### Given task
Provide only the number of lines where "JSON" occurs.

### Stored rows
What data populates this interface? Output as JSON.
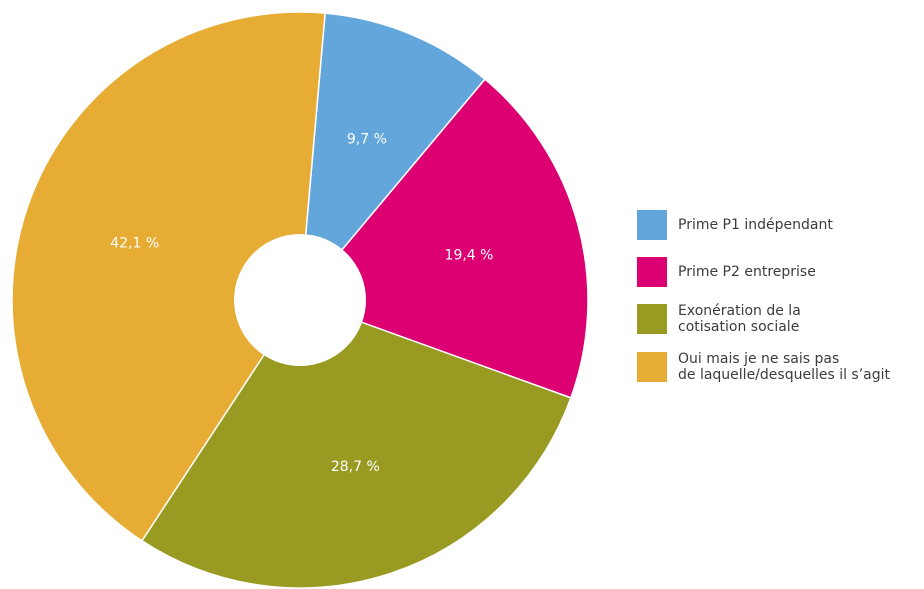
{
  "chart_data": {
    "type": "pie",
    "title": "",
    "donut": true,
    "start_angle_deg": 5,
    "slices": [
      {
        "label": "Prime P1 indépendant",
        "value": 9.7,
        "display": "9,7 %",
        "color": "#62a6db"
      },
      {
        "label": "Prime P2 entreprise",
        "value": 19.4,
        "display": "19,4 %",
        "color": "#dc0073"
      },
      {
        "label": "Exonération de la\ncotisation sociale",
        "value": 28.7,
        "display": "28,7 %",
        "color": "#999a22"
      },
      {
        "label": "Oui mais je ne sais pas\nde laquelle/desquelles il s’agit",
        "value": 42.1,
        "display": "42,1 %",
        "color": "#e6ac33"
      }
    ],
    "legend_position": "right"
  }
}
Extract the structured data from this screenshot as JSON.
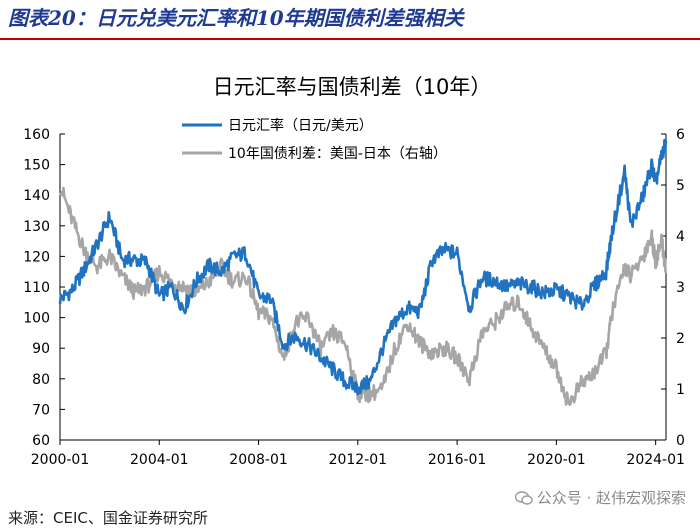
{
  "header": {
    "heading": "图表20：日元兑美元汇率和10年期国债利差强相关"
  },
  "footer": {
    "source": "来源：CEIC、国金证券研究所",
    "watermark": "公众号 · 赵伟宏观探索"
  },
  "colors": {
    "series_blue": "#1f73c1",
    "series_gray": "#a6a6a6",
    "heading": "#1f3a93",
    "rule": "#c00000"
  },
  "chart_data": {
    "type": "line",
    "title": "日元汇率与国债利差（10年）",
    "x_ticks": [
      "2000-01",
      "2004-01",
      "2008-01",
      "2012-01",
      "2016-01",
      "2020-01",
      "2024-01"
    ],
    "xlim": [
      "2000-01",
      "2024-06"
    ],
    "y_left": {
      "lim": [
        60,
        160
      ],
      "ticks": [
        "60",
        "70",
        "80",
        "90",
        "100",
        "110",
        "120",
        "130",
        "140",
        "150",
        "160"
      ]
    },
    "y_right": {
      "lim": [
        0,
        6
      ],
      "ticks": [
        "0",
        "1",
        "2",
        "3",
        "4",
        "5",
        "6"
      ]
    },
    "legend_position": "top-center",
    "series": [
      {
        "name": "日元汇率（日元/美元）",
        "axis": "left",
        "x": [
          "2000-01",
          "2000-07",
          "2001-01",
          "2001-07",
          "2002-01",
          "2002-07",
          "2003-01",
          "2003-07",
          "2004-01",
          "2004-07",
          "2005-01",
          "2005-07",
          "2006-01",
          "2006-07",
          "2007-01",
          "2007-07",
          "2008-01",
          "2008-07",
          "2009-01",
          "2009-07",
          "2010-01",
          "2010-07",
          "2011-01",
          "2011-07",
          "2012-01",
          "2012-07",
          "2013-01",
          "2013-07",
          "2014-01",
          "2014-07",
          "2015-01",
          "2015-07",
          "2016-01",
          "2016-07",
          "2017-01",
          "2017-07",
          "2018-01",
          "2018-07",
          "2019-01",
          "2019-07",
          "2020-01",
          "2020-07",
          "2021-01",
          "2021-07",
          "2022-01",
          "2022-04",
          "2022-10",
          "2023-01",
          "2023-07",
          "2023-11",
          "2024-01",
          "2024-04",
          "2024-06"
        ],
        "values": [
          106,
          109,
          116,
          124,
          133,
          119,
          119,
          118,
          107,
          110,
          103,
          112,
          117,
          115,
          120,
          121,
          107,
          106,
          91,
          94,
          91,
          87,
          83,
          79,
          77,
          79,
          90,
          99,
          103,
          102,
          119,
          122,
          121,
          103,
          113,
          112,
          110,
          111,
          110,
          108,
          109,
          107,
          104,
          110,
          115,
          128,
          148,
          130,
          140,
          150,
          144,
          153,
          157
        ]
      },
      {
        "name": "10年国债利差：美国-日本（右轴）",
        "axis": "right",
        "x": [
          "2000-01",
          "2000-07",
          "2001-01",
          "2001-07",
          "2002-01",
          "2002-07",
          "2003-01",
          "2003-07",
          "2004-01",
          "2004-07",
          "2005-01",
          "2005-07",
          "2006-01",
          "2006-07",
          "2007-01",
          "2007-07",
          "2008-01",
          "2008-07",
          "2009-01",
          "2009-07",
          "2010-01",
          "2010-07",
          "2011-01",
          "2011-07",
          "2012-01",
          "2012-07",
          "2013-01",
          "2013-07",
          "2014-01",
          "2014-07",
          "2015-01",
          "2015-07",
          "2016-01",
          "2016-07",
          "2017-01",
          "2017-07",
          "2018-01",
          "2018-07",
          "2019-01",
          "2019-07",
          "2020-01",
          "2020-07",
          "2021-01",
          "2021-07",
          "2022-01",
          "2022-04",
          "2022-10",
          "2023-01",
          "2023-07",
          "2023-11",
          "2024-01",
          "2024-04",
          "2024-06"
        ],
        "values": [
          5.0,
          4.3,
          3.7,
          3.4,
          3.6,
          3.2,
          2.9,
          3.0,
          3.3,
          3.1,
          3.0,
          2.9,
          3.1,
          3.4,
          3.1,
          3.2,
          2.5,
          2.4,
          1.6,
          2.3,
          2.4,
          1.8,
          2.1,
          1.9,
          0.9,
          0.9,
          1.0,
          1.8,
          2.3,
          1.9,
          1.7,
          1.8,
          1.6,
          1.2,
          2.1,
          2.3,
          2.6,
          2.7,
          2.2,
          1.8,
          1.4,
          0.7,
          1.1,
          1.3,
          1.7,
          2.5,
          3.4,
          3.2,
          3.6,
          4.0,
          3.5,
          3.9,
          3.3
        ]
      }
    ]
  }
}
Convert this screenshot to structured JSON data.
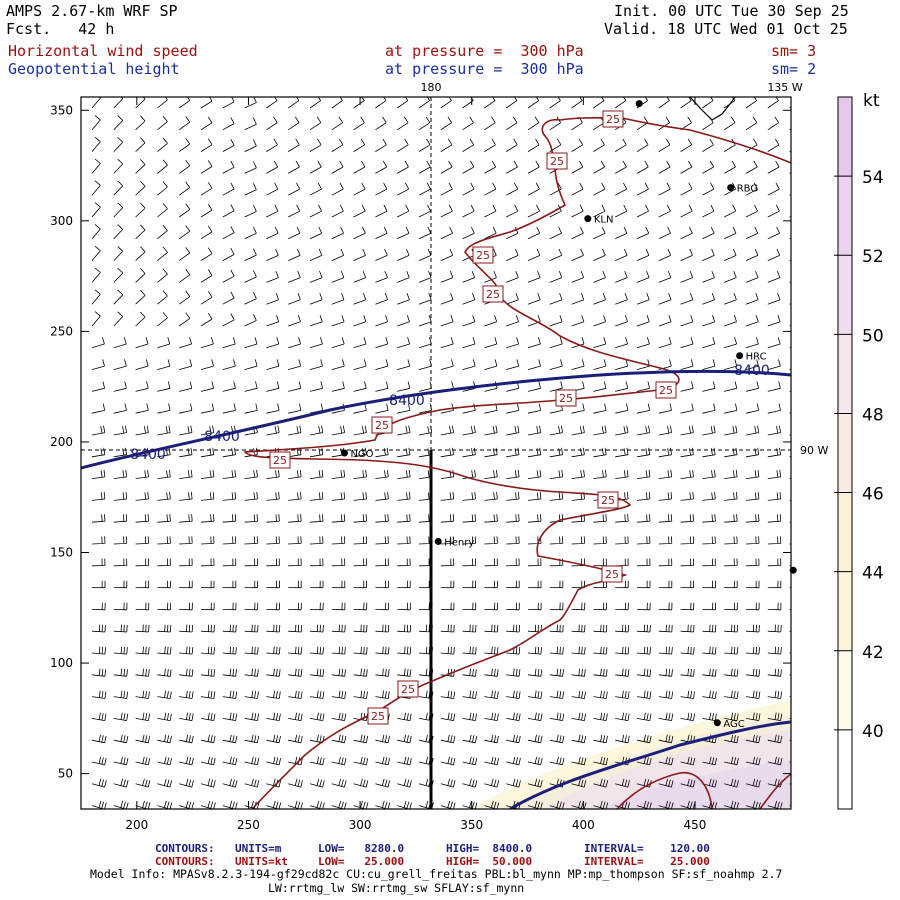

### Response
3